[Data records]
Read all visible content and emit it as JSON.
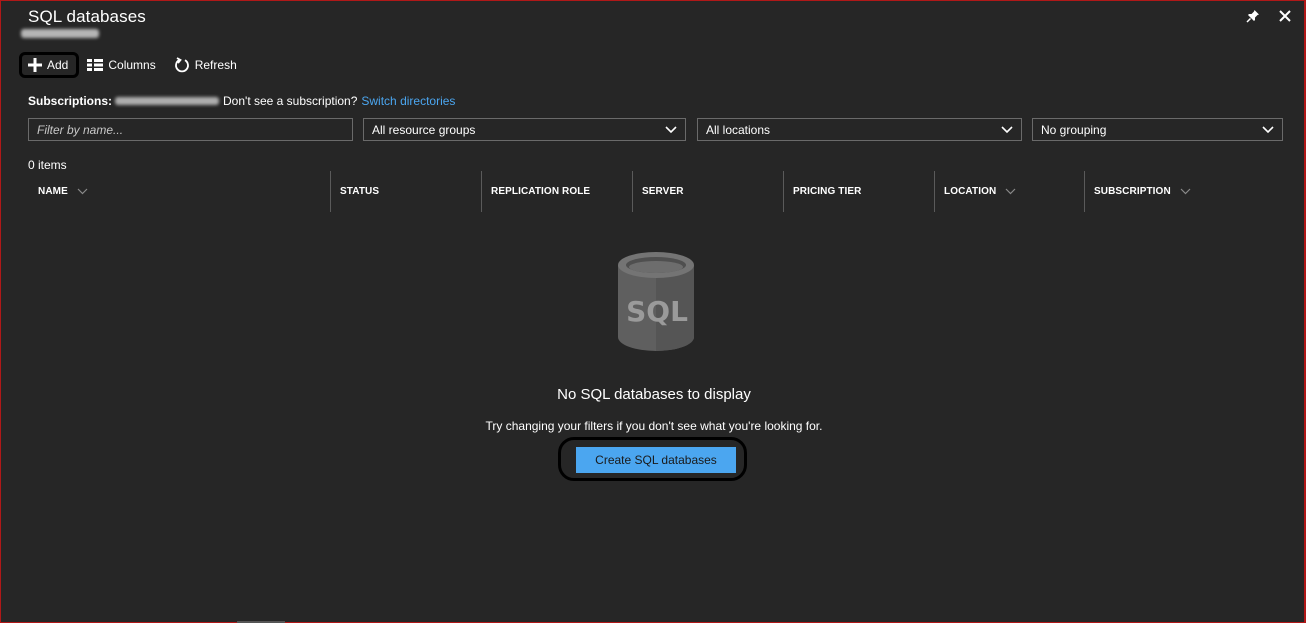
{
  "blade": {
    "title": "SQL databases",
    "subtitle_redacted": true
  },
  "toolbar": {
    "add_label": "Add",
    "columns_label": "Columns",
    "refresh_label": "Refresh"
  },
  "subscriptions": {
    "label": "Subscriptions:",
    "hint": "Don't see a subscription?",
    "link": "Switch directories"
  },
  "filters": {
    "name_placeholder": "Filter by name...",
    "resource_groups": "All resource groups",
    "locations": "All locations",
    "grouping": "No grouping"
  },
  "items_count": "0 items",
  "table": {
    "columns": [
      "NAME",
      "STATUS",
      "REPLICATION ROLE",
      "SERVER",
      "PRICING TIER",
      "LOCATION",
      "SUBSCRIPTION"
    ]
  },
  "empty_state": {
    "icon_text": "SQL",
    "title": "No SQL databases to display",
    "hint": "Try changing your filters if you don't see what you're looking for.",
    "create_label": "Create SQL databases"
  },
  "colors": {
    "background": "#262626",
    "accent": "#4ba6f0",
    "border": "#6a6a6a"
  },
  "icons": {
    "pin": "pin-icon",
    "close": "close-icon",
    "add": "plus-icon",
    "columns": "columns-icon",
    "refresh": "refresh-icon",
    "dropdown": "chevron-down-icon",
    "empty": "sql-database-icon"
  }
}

◆ Problem ◆
Gather up the lines containing the word "databases" from these records and copy them.

◆ Reply to the exercise ◆
    "title": "SQL databases",
    "title": "No SQL databases to display",
    "create_label": "Create SQL databases"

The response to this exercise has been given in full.